Records for the exercise:

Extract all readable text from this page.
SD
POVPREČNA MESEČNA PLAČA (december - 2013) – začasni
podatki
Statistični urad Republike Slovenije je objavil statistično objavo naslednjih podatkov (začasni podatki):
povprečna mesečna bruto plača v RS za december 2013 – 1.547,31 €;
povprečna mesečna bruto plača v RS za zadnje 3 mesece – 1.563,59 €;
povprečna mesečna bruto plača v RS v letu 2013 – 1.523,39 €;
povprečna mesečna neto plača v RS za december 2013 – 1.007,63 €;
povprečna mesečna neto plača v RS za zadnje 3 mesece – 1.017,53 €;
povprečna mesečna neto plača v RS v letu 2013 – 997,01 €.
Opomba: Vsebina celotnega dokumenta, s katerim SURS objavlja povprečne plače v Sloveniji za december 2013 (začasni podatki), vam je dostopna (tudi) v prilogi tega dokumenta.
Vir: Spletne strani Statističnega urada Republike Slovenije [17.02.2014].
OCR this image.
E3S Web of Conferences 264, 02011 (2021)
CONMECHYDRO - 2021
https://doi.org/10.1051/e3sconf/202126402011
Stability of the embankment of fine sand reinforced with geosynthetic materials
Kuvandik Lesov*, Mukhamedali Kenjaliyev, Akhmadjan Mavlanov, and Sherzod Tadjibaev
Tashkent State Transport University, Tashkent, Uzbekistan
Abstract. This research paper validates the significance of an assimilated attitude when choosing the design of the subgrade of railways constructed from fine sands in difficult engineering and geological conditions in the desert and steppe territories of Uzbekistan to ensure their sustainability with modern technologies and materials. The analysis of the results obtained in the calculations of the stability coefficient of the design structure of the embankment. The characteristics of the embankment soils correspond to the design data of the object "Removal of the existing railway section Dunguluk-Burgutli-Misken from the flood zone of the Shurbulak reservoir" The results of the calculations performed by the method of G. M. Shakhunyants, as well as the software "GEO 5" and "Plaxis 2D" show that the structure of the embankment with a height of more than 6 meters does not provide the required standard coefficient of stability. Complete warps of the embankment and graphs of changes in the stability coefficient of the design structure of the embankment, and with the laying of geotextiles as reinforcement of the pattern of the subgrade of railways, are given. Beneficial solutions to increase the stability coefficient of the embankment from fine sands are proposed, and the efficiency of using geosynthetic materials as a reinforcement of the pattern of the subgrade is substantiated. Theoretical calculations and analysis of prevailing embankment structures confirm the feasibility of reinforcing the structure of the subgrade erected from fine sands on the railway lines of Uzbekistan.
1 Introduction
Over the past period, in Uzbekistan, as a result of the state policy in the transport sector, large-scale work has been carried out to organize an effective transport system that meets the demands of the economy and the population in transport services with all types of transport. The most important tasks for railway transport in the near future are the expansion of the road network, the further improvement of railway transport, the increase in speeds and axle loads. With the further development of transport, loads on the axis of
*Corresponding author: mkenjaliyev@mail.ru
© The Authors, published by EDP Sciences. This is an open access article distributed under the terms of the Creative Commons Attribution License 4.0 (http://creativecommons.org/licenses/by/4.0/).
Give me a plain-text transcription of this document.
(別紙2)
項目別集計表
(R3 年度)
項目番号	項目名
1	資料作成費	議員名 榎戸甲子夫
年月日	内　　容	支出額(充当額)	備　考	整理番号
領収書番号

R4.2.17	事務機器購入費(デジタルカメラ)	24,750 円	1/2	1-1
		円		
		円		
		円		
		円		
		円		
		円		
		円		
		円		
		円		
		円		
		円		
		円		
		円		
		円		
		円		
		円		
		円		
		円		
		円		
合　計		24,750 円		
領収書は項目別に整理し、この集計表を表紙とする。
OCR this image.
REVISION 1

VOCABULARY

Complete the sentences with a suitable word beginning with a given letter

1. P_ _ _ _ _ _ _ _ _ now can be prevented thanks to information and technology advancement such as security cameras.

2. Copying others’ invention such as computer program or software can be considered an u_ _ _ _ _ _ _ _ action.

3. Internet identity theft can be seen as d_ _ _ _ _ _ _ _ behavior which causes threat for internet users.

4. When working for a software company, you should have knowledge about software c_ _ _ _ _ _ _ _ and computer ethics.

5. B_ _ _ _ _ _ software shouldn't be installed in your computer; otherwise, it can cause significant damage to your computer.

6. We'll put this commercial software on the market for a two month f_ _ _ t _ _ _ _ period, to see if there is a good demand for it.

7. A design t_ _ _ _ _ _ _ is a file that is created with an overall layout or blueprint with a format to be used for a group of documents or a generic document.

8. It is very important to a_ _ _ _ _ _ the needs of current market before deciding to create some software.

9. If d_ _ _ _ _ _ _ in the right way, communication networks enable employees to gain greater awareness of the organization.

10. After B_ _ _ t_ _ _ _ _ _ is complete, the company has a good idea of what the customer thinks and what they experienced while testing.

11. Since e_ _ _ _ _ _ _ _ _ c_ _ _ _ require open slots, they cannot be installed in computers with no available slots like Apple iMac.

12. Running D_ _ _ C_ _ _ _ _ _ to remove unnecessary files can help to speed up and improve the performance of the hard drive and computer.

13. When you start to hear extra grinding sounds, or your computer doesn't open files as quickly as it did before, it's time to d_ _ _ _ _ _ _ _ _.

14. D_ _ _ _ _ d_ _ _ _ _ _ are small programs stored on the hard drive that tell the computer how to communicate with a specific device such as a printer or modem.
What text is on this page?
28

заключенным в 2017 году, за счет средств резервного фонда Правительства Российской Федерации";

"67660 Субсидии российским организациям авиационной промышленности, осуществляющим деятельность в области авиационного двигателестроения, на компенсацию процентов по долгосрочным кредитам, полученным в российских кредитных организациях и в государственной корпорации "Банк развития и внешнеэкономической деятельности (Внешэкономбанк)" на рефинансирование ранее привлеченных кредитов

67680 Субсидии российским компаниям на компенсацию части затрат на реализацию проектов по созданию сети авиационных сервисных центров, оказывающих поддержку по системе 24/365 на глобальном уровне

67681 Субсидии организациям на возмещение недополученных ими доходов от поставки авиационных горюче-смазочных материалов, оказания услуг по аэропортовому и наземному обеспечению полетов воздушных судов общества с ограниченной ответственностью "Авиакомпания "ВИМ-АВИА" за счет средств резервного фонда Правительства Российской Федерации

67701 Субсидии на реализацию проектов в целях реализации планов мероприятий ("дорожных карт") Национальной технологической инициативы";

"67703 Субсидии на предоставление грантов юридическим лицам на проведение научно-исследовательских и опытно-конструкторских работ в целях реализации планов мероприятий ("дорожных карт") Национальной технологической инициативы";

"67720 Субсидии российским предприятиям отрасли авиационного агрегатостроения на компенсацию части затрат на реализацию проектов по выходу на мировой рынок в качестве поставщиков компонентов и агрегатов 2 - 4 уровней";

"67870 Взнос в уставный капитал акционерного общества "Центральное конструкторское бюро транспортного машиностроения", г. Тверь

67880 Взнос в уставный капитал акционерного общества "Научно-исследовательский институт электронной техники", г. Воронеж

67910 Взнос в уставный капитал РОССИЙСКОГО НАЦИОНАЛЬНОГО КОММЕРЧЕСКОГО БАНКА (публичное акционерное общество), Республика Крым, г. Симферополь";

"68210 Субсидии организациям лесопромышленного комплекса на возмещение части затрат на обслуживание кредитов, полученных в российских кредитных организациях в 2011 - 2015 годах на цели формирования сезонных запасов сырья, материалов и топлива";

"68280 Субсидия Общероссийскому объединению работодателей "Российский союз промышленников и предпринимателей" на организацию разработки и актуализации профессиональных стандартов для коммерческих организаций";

Stated exercise: Every entry in the listing must be retyped exactly.

Written answer:
Extract all readable text from this page.
SD
POVPREČNA MESEČNA PLAČA (december - 2013) – začasni
podatki
Statistični urad Republike Slovenije je objavil statistično objavo naslednjih podatkov (začasni podatki):
povprečna mesečna bruto plača v RS za december 2013 – 1.547,31 €;
povprečna mesečna bruto plača v RS za zadnje 3 mesece – 1.563,59 €;
povprečna mesečna bruto plača v RS v letu 2013 – 1.523,39 €;
povprečna mesečna neto plača v RS za december 2013 – 1.007,63 €;
povprečna mesečna neto plača v RS za zadnje 3 mesece – 1.017,53 €;
povprečna mesečna neto plača v RS v letu 2013 – 997,01 €.
Opomba: Vsebina celotnega dokumenta, s katerim SURS objavlja povprečne plače v Sloveniji za december 2013 (začasni podatki), vam je dostopna (tudi) v prilogi tega dokumenta.
Vir: Spletne strani Statističnega urada Republike Slovenije [17.02.2014].
OCR this image.
E3S Web of Conferences 264, 02011 (2021)
CONMECHYDRO - 2021
https://doi.org/10.1051/e3sconf/202126402011
Stability of the embankment of fine sand reinforced with geosynthetic materials
Kuvandik Lesov*, Mukhamedali Kenjaliyev, Akhmadjan Mavlanov, and Sherzod Tadjibaev
Tashkent State Transport University, Tashkent, Uzbekistan
Abstract. This research paper validates the significance of an assimilated attitude when choosing the design of the subgrade of railways constructed from fine sands in difficult engineering and geological conditions in the desert and steppe territories of Uzbekistan to ensure their sustainability with modern technologies and materials. The analysis of the results obtained in the calculations of the stability coefficient of the design structure of the embankment. The characteristics of the embankment soils correspond to the design data of the object "Removal of the existing railway section Dunguluk-Burgutli-Misken from the flood zone of the Shurbulak reservoir" The results of the calculations performed by the method of G. M. Shakhunyants, as well as the software "GEO 5" and "Plaxis 2D" show that the structure of the embankment with a height of more than 6 meters does not provide the required standard coefficient of stability. Complete warps of the embankment and graphs of changes in the stability coefficient of the design structure of the embankment, and with the laying of geotextiles as reinforcement of the pattern of the subgrade of railways, are given. Beneficial solutions to increase the stability coefficient of the embankment from fine sands are proposed, and the efficiency of using geosynthetic materials as a reinforcement of the pattern of the subgrade is substantiated. Theoretical calculations and analysis of prevailing embankment structures confirm the feasibility of reinforcing the structure of the subgrade erected from fine sands on the railway lines of Uzbekistan.
1 Introduction
Over the past period, in Uzbekistan, as a result of the state policy in the transport sector, large-scale work has been carried out to organize an effective transport system that meets the demands of the economy and the population in transport services with all types of transport. The most important tasks for railway transport in the near future are the expansion of the road network, the further improvement of railway transport, the increase in speeds and axle loads. With the further development of transport, loads on the axis of
*Corresponding author: mkenjaliyev@mail.ru
© The Authors, published by EDP Sciences. This is an open access article distributed under the terms of the Creative Commons Attribution License 4.0 (http://creativecommons.org/licenses/by/4.0/).
Give me a plain-text transcription of this document.
(別紙2)
項目別集計表
(R3 年度)
項目番号	項目名
1	資料作成費	議員名 榎戸甲子夫
年月日	内　　容	支出額(充当額)	備　考	整理番号
領収書番号

R4.2.17	事務機器購入費(デジタルカメラ)	24,750 円	1/2	1-1
		円		
		円		
		円		
		円		
		円		
		円		
		円		
		円		
		円		
		円		
		円		
		円		
		円		
		円		
		円		
		円		
		円		
		円		
		円		
合　計		24,750 円		
領収書は項目別に整理し、この集計表を表紙とする。
OCR this image.
REVISION 1

VOCABULARY

Complete the sentences with a suitable word beginning with a given letter

1. P_ _ _ _ _ _ _ _ _ now can be prevented thanks to information and technology advancement such as security cameras.

2. Copying others’ invention such as computer program or software can be considered an u_ _ _ _ _ _ _ _ action.

3. Internet identity theft can be seen as d_ _ _ _ _ _ _ _ behavior which causes threat for internet users.

4. When working for a software company, you should have knowledge about software c_ _ _ _ _ _ _ _ and computer ethics.

5. B_ _ _ _ _ _ software shouldn't be installed in your computer; otherwise, it can cause significant damage to your computer.

6. We'll put this commercial software on the market for a two month f_ _ _ t _ _ _ _ period, to see if there is a good demand for it.

7. A design t_ _ _ _ _ _ _ is a file that is created with an overall layout or blueprint with a format to be used for a group of documents or a generic document.

8. It is very important to a_ _ _ _ _ _ the needs of current market before deciding to create some software.

9. If d_ _ _ _ _ _ _ in the right way, communication networks enable employees to gain greater awareness of the organization.

10. After B_ _ _ t_ _ _ _ _ _ is complete, the company has a good idea of what the customer thinks and what they experienced while testing.

11. Since e_ _ _ _ _ _ _ _ _ c_ _ _ _ require open slots, they cannot be installed in computers with no available slots like Apple iMac.

12. Running D_ _ _ C_ _ _ _ _ _ to remove unnecessary files can help to speed up and improve the performance of the hard drive and computer.

13. When you start to hear extra grinding sounds, or your computer doesn't open files as quickly as it did before, it's time to d_ _ _ _ _ _ _ _ _.

14. D_ _ _ _ _ d_ _ _ _ _ _ are small programs stored on the hard drive that tell the computer how to communicate with a specific device such as a printer or modem.
What text is on this page?
28

заключенным в 2017 году, за счет средств резервного фонда Правительства Российской Федерации";

"67660 Субсидии российским организациям авиационной промышленности, осуществляющим деятельность в области авиационного двигателестроения, на компенсацию процентов по долгосрочным кредитам, полученным в российских кредитных организациях и в государственной корпорации "Банк развития и внешнеэкономической деятельности (Внешэкономбанк)" на рефинансирование ранее привлеченных кредитов

67680 Субсидии российским компаниям на компенсацию части затрат на реализацию проектов по созданию сети авиационных сервисных центров, оказывающих поддержку по системе 24/365 на глобальном уровне

67681 Субсидии организациям на возмещение недополученных ими доходов от поставки авиационных горюче-смазочных материалов, оказания услуг по аэропортовому и наземному обеспечению полетов воздушных судов общества с ограниченной ответственностью "Авиакомпания "ВИМ-АВИА" за счет средств резервного фонда Правительства Российской Федерации

67701 Субсидии на реализацию проектов в целях реализации планов мероприятий ("дорожных карт") Национальной технологической инициативы";

"67703 Субсидии на предоставление грантов юридическим лицам на проведение научно-исследовательских и опытно-конструкторских работ в целях реализации планов мероприятий ("дорожных карт") Национальной технологической инициативы";

"67720 Субсидии российским предприятиям отрасли авиационного агрегатостроения на компенсацию части затрат на реализацию проектов по выходу на мировой рынок в качестве поставщиков компонентов и агрегатов 2 - 4 уровней";

"67870 Взнос в уставный капитал акционерного общества "Центральное конструкторское бюро транспортного машиностроения", г. Тверь

67880 Взнос в уставный капитал акционерного общества "Научно-исследовательский институт электронной техники", г. Воронеж

67910 Взнос в уставный капитал РОССИЙСКОГО НАЦИОНАЛЬНОГО КОММЕРЧЕСКОГО БАНКА (публичное акционерное общество), Республика Крым, г. Симферополь";

"68210 Субсидии организациям лесопромышленного комплекса на возмещение части затрат на обслуживание кредитов, полученных в российских кредитных организациях в 2011 - 2015 годах на цели формирования сезонных запасов сырья, материалов и топлива";

"68280 Субсидия Общероссийскому объединению работодателей "Российский союз промышленников и предпринимателей" на организацию разработки и актуализации профессиональных стандартов для коммерческих организаций";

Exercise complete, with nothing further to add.